## What the exercise asks:
Every line that holds the string "value" is to be identified and copied.

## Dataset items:
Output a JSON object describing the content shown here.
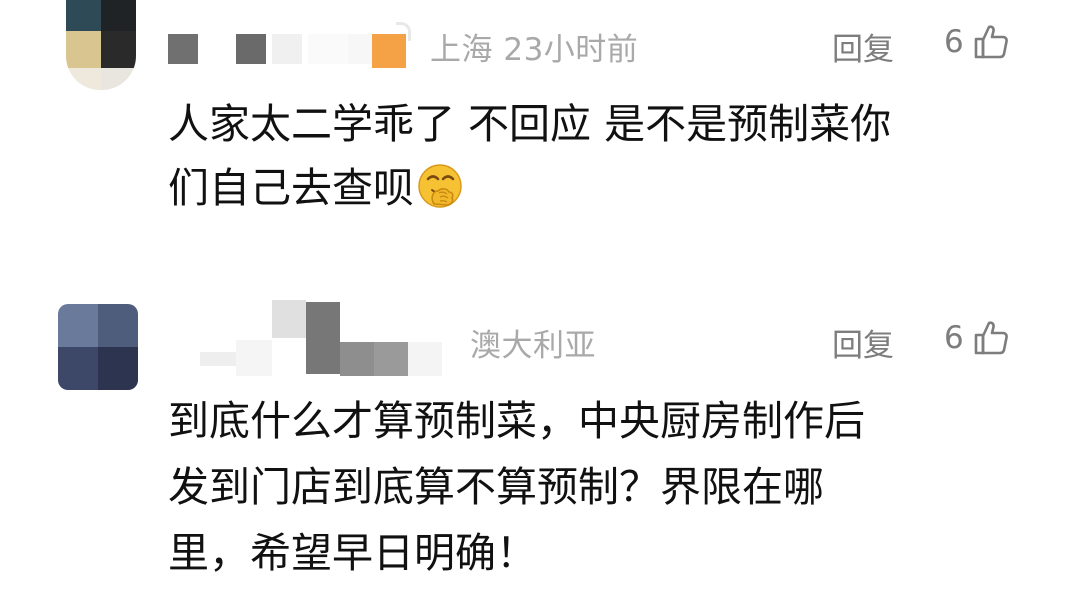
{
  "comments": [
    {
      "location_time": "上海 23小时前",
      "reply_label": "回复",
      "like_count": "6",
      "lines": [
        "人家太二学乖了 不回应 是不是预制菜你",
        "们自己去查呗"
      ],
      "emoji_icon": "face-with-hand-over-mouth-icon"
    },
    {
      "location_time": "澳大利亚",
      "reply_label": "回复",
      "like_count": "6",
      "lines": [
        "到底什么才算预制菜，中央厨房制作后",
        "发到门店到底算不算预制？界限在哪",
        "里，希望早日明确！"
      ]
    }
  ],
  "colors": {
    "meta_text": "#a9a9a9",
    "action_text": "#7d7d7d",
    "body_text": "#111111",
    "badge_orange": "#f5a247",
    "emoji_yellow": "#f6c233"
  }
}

==

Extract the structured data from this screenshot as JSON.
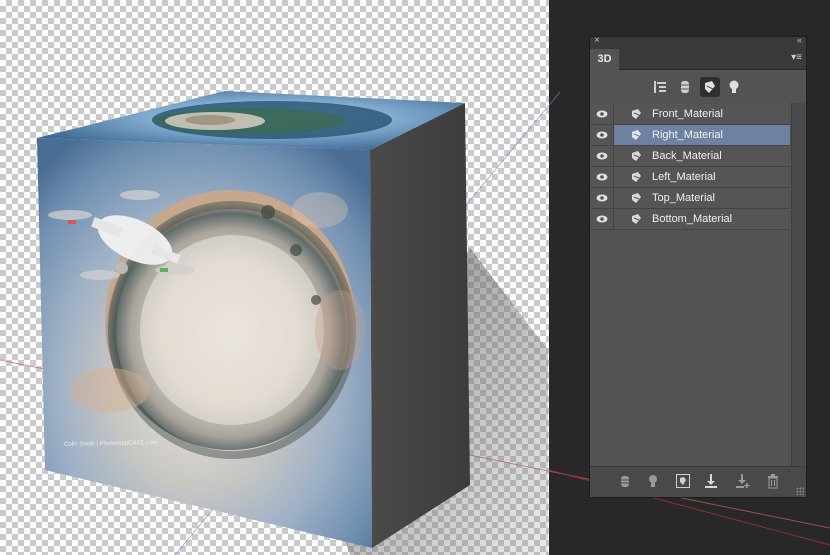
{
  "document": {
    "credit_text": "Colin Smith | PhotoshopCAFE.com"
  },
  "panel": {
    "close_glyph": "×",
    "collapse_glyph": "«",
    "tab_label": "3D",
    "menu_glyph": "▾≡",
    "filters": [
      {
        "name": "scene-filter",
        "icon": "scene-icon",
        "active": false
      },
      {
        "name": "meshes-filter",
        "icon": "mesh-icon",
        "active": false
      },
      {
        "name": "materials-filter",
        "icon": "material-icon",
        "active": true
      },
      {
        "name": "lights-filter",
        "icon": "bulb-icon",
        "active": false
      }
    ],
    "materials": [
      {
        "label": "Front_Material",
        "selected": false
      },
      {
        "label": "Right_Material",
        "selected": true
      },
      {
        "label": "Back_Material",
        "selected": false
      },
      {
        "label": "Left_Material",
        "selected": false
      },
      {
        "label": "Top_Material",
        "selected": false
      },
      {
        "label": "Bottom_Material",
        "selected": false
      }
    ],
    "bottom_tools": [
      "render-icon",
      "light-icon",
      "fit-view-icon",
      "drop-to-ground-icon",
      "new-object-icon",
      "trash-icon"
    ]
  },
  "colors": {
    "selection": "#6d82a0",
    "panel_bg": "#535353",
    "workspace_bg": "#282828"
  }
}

--

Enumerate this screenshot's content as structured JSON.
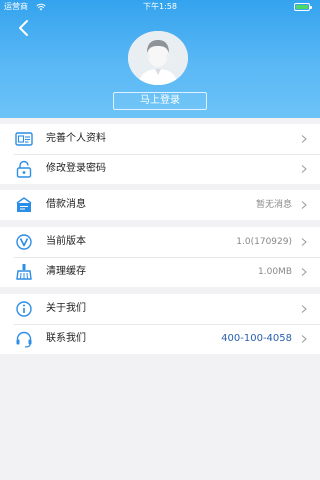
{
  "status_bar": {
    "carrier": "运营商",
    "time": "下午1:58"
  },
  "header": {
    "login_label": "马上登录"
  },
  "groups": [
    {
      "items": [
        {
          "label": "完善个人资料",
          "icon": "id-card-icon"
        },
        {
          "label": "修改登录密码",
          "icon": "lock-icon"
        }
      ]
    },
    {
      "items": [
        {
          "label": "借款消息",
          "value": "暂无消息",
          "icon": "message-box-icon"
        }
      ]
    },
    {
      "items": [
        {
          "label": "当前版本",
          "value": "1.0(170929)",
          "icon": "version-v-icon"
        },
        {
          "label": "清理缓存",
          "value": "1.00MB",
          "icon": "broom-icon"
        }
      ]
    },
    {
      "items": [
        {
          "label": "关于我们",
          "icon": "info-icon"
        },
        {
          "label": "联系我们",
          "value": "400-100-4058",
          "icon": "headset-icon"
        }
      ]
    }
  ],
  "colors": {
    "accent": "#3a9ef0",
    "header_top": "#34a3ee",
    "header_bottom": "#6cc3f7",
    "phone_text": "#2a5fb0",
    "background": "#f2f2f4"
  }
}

## Solved problem:
          "value": "暂无消息",
          "value": "1.0(170929)",
          "value": "1.00MB",
          "value": "400-100-4058",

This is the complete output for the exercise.